Records
--
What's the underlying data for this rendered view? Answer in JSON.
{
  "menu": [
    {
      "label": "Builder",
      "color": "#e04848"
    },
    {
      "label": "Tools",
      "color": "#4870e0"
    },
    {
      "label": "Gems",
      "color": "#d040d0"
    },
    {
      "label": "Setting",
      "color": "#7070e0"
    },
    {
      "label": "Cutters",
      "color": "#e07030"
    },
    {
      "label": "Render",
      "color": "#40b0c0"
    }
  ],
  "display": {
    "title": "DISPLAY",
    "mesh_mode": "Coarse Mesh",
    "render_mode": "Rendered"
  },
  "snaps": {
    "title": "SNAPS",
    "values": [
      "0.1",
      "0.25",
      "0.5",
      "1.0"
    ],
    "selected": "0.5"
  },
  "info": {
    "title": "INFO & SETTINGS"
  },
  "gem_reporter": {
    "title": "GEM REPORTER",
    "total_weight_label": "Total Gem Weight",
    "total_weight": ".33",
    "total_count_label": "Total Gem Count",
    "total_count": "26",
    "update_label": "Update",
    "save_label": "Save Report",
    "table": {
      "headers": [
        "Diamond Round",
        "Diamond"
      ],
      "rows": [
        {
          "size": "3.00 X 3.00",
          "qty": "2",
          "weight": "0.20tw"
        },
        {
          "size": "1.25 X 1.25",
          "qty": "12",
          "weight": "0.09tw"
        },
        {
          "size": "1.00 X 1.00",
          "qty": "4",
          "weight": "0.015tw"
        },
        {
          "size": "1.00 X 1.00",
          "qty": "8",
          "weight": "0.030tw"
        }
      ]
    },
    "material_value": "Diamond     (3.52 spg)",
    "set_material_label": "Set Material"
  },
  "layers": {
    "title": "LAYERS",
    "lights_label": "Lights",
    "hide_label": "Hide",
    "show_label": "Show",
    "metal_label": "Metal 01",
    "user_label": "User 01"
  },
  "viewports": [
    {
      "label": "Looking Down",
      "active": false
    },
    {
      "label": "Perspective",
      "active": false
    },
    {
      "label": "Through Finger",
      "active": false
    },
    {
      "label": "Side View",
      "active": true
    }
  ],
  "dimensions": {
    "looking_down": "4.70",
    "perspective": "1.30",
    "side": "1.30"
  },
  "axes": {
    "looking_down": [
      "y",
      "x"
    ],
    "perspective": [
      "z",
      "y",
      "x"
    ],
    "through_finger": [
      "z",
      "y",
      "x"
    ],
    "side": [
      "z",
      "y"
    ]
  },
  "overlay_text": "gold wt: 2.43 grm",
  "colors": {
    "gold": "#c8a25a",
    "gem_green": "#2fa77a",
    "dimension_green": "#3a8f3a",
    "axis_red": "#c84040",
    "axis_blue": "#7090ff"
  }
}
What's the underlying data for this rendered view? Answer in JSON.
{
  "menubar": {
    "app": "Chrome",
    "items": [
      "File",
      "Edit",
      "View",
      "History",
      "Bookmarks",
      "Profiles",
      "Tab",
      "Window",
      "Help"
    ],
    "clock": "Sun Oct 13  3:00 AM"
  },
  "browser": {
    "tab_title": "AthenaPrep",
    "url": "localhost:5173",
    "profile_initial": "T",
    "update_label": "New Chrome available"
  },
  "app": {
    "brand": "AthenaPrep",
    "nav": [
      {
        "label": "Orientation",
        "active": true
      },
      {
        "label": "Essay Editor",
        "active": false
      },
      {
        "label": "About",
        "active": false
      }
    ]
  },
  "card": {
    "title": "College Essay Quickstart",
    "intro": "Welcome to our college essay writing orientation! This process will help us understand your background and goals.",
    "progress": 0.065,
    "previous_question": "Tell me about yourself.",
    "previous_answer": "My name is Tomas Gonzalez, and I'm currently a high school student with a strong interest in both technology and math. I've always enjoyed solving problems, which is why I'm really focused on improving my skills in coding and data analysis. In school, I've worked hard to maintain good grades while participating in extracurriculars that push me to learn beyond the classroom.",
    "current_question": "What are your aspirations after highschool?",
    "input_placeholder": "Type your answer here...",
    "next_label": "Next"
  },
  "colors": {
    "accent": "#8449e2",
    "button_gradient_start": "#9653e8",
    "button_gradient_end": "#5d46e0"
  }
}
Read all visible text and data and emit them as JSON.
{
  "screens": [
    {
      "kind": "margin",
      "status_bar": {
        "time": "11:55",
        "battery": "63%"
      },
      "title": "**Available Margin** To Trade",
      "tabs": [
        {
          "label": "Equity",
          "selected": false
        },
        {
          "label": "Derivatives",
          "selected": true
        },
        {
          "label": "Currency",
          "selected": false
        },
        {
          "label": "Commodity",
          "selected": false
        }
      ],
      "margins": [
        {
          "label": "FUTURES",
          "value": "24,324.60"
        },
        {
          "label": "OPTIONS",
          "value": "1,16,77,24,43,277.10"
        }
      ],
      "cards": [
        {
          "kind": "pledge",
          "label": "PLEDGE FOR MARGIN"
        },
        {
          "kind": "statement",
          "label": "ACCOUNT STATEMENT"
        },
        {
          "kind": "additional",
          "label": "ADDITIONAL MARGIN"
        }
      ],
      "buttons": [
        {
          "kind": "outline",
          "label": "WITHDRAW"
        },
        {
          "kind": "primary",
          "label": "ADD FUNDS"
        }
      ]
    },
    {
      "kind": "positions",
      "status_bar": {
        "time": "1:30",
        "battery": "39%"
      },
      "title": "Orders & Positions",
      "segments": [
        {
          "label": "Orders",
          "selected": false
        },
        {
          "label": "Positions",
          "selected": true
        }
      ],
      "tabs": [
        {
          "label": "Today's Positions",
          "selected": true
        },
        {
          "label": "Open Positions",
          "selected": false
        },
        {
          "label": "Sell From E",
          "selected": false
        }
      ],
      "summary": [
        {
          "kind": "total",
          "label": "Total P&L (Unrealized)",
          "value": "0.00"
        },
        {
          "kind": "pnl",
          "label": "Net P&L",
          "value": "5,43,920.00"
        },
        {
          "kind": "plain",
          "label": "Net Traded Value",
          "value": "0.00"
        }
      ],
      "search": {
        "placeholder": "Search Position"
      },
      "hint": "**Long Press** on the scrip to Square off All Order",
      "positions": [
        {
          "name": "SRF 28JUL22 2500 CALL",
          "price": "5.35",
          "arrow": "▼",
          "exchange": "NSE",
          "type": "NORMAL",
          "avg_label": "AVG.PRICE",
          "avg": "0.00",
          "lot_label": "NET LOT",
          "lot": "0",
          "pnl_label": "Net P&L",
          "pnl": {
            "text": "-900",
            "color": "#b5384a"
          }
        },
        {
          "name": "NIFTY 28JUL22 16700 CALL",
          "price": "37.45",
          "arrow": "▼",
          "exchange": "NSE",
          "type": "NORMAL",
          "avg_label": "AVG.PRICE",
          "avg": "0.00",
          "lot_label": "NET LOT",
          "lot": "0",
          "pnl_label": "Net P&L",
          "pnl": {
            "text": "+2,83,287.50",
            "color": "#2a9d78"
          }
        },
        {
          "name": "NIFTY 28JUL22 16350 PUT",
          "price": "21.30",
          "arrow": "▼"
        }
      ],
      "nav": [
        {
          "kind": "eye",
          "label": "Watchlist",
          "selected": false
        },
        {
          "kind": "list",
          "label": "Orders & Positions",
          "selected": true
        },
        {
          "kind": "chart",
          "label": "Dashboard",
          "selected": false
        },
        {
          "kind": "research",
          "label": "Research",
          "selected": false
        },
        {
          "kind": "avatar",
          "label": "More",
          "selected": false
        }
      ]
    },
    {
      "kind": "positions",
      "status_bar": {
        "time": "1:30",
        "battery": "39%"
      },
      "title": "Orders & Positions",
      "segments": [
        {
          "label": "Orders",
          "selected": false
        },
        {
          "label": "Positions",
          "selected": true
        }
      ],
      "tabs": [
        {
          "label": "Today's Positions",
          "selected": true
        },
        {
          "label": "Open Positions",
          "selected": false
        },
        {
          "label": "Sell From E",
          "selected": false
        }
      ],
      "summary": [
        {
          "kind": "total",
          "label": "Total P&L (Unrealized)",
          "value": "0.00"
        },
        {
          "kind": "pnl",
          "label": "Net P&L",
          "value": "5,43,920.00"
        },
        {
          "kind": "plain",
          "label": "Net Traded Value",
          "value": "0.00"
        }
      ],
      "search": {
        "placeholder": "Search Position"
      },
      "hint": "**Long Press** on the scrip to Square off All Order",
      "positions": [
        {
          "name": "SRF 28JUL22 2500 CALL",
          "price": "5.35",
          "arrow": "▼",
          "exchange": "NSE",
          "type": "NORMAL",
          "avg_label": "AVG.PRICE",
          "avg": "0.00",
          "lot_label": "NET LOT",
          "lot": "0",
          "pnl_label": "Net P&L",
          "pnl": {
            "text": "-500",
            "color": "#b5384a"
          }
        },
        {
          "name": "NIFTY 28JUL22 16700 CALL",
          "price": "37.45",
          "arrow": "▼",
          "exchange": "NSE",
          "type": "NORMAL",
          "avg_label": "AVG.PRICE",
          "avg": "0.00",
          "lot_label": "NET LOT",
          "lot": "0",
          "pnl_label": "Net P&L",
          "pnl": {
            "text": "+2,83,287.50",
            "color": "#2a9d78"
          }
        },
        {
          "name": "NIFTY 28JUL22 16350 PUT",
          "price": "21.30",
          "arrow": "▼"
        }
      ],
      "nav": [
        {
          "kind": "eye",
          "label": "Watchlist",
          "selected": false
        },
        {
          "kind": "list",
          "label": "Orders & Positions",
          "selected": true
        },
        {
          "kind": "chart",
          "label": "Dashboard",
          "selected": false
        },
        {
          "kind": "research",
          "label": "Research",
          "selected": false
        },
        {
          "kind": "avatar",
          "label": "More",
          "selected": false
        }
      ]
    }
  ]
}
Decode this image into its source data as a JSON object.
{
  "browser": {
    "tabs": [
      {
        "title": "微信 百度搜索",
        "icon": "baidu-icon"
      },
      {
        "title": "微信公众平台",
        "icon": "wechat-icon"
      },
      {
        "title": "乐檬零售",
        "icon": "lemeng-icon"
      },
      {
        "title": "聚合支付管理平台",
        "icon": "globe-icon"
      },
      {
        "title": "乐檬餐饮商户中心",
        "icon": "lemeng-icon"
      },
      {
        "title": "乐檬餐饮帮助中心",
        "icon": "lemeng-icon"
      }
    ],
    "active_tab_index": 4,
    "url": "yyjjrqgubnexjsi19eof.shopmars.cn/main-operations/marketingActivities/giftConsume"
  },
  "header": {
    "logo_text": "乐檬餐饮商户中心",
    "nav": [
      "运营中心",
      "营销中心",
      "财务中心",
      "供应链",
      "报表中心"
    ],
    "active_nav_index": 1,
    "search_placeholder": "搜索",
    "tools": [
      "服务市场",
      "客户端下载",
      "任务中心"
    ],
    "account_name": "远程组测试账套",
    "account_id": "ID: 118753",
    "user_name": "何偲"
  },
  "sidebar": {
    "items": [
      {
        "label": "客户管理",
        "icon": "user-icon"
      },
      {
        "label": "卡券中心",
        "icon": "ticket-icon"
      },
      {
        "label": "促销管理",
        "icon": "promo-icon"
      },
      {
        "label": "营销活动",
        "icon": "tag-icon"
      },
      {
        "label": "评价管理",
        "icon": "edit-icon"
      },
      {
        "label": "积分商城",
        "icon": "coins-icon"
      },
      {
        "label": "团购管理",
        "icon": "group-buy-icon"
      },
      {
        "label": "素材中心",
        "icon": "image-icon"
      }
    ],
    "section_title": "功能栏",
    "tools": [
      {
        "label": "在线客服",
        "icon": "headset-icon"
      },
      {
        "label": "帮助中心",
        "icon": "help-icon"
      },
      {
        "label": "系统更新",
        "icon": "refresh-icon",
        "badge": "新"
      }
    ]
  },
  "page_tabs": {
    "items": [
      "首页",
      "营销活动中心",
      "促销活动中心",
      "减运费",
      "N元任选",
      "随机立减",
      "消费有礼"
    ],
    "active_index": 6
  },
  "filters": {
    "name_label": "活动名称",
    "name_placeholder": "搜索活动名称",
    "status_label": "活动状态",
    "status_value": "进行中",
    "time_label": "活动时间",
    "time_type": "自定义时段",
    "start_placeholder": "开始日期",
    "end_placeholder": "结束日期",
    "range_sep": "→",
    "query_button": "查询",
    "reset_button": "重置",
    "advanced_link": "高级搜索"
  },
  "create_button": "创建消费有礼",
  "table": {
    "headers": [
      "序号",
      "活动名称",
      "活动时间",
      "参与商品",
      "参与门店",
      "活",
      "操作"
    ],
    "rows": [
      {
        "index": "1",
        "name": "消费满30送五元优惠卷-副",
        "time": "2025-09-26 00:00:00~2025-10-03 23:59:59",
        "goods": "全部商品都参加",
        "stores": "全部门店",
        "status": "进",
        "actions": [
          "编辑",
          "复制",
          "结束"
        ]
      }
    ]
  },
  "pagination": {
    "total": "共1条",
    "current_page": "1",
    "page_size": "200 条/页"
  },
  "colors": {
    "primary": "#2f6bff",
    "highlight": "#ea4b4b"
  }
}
--
* **PROBLEM DESCRIPTION**: Count up the lines in the listing that hold the word "data", and give that number only.

* **TASK RESULT**: 5